--- EXERCISE GOAL ---
Print every line of the listing exactly, please.

Extracted data entries
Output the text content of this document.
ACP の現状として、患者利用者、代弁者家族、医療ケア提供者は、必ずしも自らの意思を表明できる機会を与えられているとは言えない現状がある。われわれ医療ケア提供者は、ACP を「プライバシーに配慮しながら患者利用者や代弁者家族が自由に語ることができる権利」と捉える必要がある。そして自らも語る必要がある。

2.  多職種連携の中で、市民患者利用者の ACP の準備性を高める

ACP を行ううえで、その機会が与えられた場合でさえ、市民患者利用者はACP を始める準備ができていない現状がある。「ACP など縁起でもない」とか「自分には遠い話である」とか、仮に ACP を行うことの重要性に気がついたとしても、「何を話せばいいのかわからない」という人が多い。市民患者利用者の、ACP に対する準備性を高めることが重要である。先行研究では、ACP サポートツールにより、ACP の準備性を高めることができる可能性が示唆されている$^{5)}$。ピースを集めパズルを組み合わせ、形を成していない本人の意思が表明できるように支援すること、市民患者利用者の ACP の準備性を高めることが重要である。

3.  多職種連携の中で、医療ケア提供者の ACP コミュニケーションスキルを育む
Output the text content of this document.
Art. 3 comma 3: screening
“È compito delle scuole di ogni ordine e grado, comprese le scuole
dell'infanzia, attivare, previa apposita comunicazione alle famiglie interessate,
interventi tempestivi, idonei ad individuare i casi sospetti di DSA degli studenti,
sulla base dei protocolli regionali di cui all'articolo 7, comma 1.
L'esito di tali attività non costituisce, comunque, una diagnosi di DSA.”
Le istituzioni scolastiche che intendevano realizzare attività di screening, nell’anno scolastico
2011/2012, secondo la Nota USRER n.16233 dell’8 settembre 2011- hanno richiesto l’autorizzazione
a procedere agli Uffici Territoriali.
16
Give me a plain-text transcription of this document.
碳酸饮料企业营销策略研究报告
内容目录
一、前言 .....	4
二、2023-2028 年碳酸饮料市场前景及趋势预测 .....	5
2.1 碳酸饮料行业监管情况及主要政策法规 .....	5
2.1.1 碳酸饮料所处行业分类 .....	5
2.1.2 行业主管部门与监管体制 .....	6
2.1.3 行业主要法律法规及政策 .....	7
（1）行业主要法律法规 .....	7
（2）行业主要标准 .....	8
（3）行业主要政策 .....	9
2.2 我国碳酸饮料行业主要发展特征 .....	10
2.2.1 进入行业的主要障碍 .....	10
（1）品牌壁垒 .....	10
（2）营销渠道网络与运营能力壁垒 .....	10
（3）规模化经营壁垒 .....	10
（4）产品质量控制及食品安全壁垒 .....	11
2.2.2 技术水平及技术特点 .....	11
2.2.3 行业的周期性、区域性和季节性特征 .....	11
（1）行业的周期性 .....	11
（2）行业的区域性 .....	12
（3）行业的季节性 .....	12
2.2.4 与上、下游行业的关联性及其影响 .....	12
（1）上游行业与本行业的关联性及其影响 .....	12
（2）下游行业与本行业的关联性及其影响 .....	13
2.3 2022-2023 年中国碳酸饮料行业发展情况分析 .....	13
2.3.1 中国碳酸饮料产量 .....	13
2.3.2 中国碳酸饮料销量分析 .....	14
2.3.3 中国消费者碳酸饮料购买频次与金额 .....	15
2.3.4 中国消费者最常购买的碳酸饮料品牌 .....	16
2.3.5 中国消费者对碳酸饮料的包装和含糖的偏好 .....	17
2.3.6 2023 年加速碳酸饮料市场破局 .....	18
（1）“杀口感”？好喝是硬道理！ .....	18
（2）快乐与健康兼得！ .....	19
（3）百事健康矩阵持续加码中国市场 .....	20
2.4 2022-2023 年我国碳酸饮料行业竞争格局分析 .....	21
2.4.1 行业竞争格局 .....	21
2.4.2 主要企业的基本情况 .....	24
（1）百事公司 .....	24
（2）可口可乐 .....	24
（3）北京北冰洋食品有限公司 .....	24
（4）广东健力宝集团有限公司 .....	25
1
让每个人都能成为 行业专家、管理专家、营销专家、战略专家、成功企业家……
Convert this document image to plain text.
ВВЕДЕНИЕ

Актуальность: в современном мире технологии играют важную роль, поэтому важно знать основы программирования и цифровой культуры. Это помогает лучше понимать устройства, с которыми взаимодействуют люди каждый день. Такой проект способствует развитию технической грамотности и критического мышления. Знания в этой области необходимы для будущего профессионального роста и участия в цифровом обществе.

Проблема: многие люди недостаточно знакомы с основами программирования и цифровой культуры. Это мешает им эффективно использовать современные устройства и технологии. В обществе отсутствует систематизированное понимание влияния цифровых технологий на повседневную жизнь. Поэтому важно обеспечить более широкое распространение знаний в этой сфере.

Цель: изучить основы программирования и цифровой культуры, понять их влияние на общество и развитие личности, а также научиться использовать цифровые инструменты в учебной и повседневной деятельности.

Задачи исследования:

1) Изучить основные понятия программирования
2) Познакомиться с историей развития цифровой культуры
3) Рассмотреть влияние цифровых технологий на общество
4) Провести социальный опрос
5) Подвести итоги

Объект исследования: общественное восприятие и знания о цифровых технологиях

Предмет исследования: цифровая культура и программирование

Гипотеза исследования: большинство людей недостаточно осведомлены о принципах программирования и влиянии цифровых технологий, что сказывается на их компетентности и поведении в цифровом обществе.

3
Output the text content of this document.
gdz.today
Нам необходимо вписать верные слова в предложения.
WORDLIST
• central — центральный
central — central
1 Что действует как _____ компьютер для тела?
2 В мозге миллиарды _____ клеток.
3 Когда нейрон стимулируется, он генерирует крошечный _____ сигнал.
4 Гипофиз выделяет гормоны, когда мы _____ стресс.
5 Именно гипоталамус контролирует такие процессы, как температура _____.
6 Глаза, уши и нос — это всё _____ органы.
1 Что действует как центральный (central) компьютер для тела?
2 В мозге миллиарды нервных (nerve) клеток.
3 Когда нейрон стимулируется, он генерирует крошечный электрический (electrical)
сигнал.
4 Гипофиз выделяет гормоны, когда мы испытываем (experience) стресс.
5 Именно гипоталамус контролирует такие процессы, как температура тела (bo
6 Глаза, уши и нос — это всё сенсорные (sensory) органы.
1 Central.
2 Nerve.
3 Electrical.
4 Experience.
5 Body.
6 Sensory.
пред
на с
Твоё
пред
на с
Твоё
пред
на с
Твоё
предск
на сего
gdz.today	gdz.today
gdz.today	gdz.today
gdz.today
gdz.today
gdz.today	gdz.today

--- IN RESPONSE ---
Output the text content of this document.
ACP の現状として、患者利用者、代弁者家族、医療ケア提供者は、必ずしも自らの意思を表明できる機会を与えられているとは言えない現状がある。われわれ医療ケア提供者は、ACP を「プライバシーに配慮しながら患者利用者や代弁者家族が自由に語ることができる権利」と捉える必要がある。そして自らも語る必要がある。

2.  多職種連携の中で、市民患者利用者の ACP の準備性を高める

ACP を行ううえで、その機会が与えられた場合でさえ、市民患者利用者はACP を始める準備ができていない現状がある。「ACP など縁起でもない」とか「自分には遠い話である」とか、仮に ACP を行うことの重要性に気がついたとしても、「何を話せばいいのかわからない」という人が多い。市民患者利用者の、ACP に対する準備性を高めることが重要である。先行研究では、ACP サポートツールにより、ACP の準備性を高めることができる可能性が示唆されている$^{5)}$。ピースを集めパズルを組み合わせ、形を成していない本人の意思が表明できるように支援すること、市民患者利用者の ACP の準備性を高めることが重要である。

3.  多職種連携の中で、医療ケア提供者の ACP コミュニケーションスキルを育む
Output the text content of this document.
Art. 3 comma 3: screening
“È compito delle scuole di ogni ordine e grado, comprese le scuole
dell'infanzia, attivare, previa apposita comunicazione alle famiglie interessate,
interventi tempestivi, idonei ad individuare i casi sospetti di DSA degli studenti,
sulla base dei protocolli regionali di cui all'articolo 7, comma 1.
L'esito di tali attività non costituisce, comunque, una diagnosi di DSA.”
Le istituzioni scolastiche che intendevano realizzare attività di screening, nell’anno scolastico
2011/2012, secondo la Nota USRER n.16233 dell’8 settembre 2011- hanno richiesto l’autorizzazione
a procedere agli Uffici Territoriali.
16
Give me a plain-text transcription of this document.
碳酸饮料企业营销策略研究报告
内容目录
一、前言 .....	4
二、2023-2028 年碳酸饮料市场前景及趋势预测 .....	5
2.1 碳酸饮料行业监管情况及主要政策法规 .....	5
2.1.1 碳酸饮料所处行业分类 .....	5
2.1.2 行业主管部门与监管体制 .....	6
2.1.3 行业主要法律法规及政策 .....	7
（1）行业主要法律法规 .....	7
（2）行业主要标准 .....	8
（3）行业主要政策 .....	9
2.2 我国碳酸饮料行业主要发展特征 .....	10
2.2.1 进入行业的主要障碍 .....	10
（1）品牌壁垒 .....	10
（2）营销渠道网络与运营能力壁垒 .....	10
（3）规模化经营壁垒 .....	10
（4）产品质量控制及食品安全壁垒 .....	11
2.2.2 技术水平及技术特点 .....	11
2.2.3 行业的周期性、区域性和季节性特征 .....	11
（1）行业的周期性 .....	11
（2）行业的区域性 .....	12
（3）行业的季节性 .....	12
2.2.4 与上、下游行业的关联性及其影响 .....	12
（1）上游行业与本行业的关联性及其影响 .....	12
（2）下游行业与本行业的关联性及其影响 .....	13
2.3 2022-2023 年中国碳酸饮料行业发展情况分析 .....	13
2.3.1 中国碳酸饮料产量 .....	13
2.3.2 中国碳酸饮料销量分析 .....	14
2.3.3 中国消费者碳酸饮料购买频次与金额 .....	15
2.3.4 中国消费者最常购买的碳酸饮料品牌 .....	16
2.3.5 中国消费者对碳酸饮料的包装和含糖的偏好 .....	17
2.3.6 2023 年加速碳酸饮料市场破局 .....	18
（1）“杀口感”？好喝是硬道理！ .....	18
（2）快乐与健康兼得！ .....	19
（3）百事健康矩阵持续加码中国市场 .....	20
2.4 2022-2023 年我国碳酸饮料行业竞争格局分析 .....	21
2.4.1 行业竞争格局 .....	21
2.4.2 主要企业的基本情况 .....	24
（1）百事公司 .....	24
（2）可口可乐 .....	24
（3）北京北冰洋食品有限公司 .....	24
（4）广东健力宝集团有限公司 .....	25
1
让每个人都能成为 行业专家、管理专家、营销专家、战略专家、成功企业家……
Convert this document image to plain text.
ВВЕДЕНИЕ

Актуальность: в современном мире технологии играют важную роль, поэтому важно знать основы программирования и цифровой культуры. Это помогает лучше понимать устройства, с которыми взаимодействуют люди каждый день. Такой проект способствует развитию технической грамотности и критического мышления. Знания в этой области необходимы для будущего профессионального роста и участия в цифровом обществе.

Проблема: многие люди недостаточно знакомы с основами программирования и цифровой культуры. Это мешает им эффективно использовать современные устройства и технологии. В обществе отсутствует систематизированное понимание влияния цифровых технологий на повседневную жизнь. Поэтому важно обеспечить более широкое распространение знаний в этой сфере.

Цель: изучить основы программирования и цифровой культуры, понять их влияние на общество и развитие личности, а также научиться использовать цифровые инструменты в учебной и повседневной деятельности.

Задачи исследования:

1) Изучить основные понятия программирования
2) Познакомиться с историей развития цифровой культуры
3) Рассмотреть влияние цифровых технологий на общество
4) Провести социальный опрос
5) Подвести итоги

Объект исследования: общественное восприятие и знания о цифровых технологиях

Предмет исследования: цифровая культура и программирование

Гипотеза исследования: большинство людей недостаточно осведомлены о принципах программирования и влиянии цифровых технологий, что сказывается на их компетентности и поведении в цифровом обществе.

3
Output the text content of this document.
gdz.today
Нам необходимо вписать верные слова в предложения.
WORDLIST
• central — центральный
central — central
1 Что действует как _____ компьютер для тела?
2 В мозге миллиарды _____ клеток.
3 Когда нейрон стимулируется, он генерирует крошечный _____ сигнал.
4 Гипофиз выделяет гормоны, когда мы _____ стресс.
5 Именно гипоталамус контролирует такие процессы, как температура _____.
6 Глаза, уши и нос — это всё _____ органы.
1 Что действует как центральный (central) компьютер для тела?
2 В мозге миллиарды нервных (nerve) клеток.
3 Когда нейрон стимулируется, он генерирует крошечный электрический (electrical)
сигнал.
4 Гипофиз выделяет гормоны, когда мы испытываем (experience) стресс.
5 Именно гипоталамус контролирует такие процессы, как температура тела (bo
6 Глаза, уши и нос — это всё сенсорные (sensory) органы.
1 Central.
2 Nerve.
3 Electrical.
4 Experience.
5 Body.
6 Sensory.
пред
на с
Твоё
пред
на с
Твоё
пред
на с
Твоё
предск
на сего
gdz.today	gdz.today
gdz.today	gdz.today
gdz.today
gdz.today
gdz.today	gdz.today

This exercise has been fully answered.